#### Exercise aim:
Report, word for word, every line of the material that contains "一个学期一次".

◆ ◆ ◆ ◆

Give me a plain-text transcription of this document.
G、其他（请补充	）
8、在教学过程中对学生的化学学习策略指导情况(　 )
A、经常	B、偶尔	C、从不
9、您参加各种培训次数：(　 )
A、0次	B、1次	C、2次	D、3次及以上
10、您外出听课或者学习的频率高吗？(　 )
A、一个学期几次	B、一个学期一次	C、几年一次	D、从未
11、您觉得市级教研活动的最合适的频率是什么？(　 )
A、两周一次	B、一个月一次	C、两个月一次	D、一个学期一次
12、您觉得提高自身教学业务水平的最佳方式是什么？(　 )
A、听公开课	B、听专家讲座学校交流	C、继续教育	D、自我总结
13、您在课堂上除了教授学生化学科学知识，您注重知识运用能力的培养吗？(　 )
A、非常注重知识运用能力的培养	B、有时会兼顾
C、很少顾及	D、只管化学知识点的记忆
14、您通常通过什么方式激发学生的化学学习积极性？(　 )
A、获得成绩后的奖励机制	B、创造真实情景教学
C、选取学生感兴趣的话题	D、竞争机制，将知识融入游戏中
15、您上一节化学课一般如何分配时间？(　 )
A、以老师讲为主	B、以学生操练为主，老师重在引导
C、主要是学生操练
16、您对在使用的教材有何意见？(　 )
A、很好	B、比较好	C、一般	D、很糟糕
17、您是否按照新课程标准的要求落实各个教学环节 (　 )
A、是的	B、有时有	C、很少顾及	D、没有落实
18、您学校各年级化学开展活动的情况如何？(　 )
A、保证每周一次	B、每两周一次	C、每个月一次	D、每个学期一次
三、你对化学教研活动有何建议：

◆ ◆ ◆ ◆

#### Solution for this problem:
A、一个学期几次	B、一个学期一次	C、几年一次	D、从未
A、两周一次	B、一个月一次	C、两个月一次	D、一个学期一次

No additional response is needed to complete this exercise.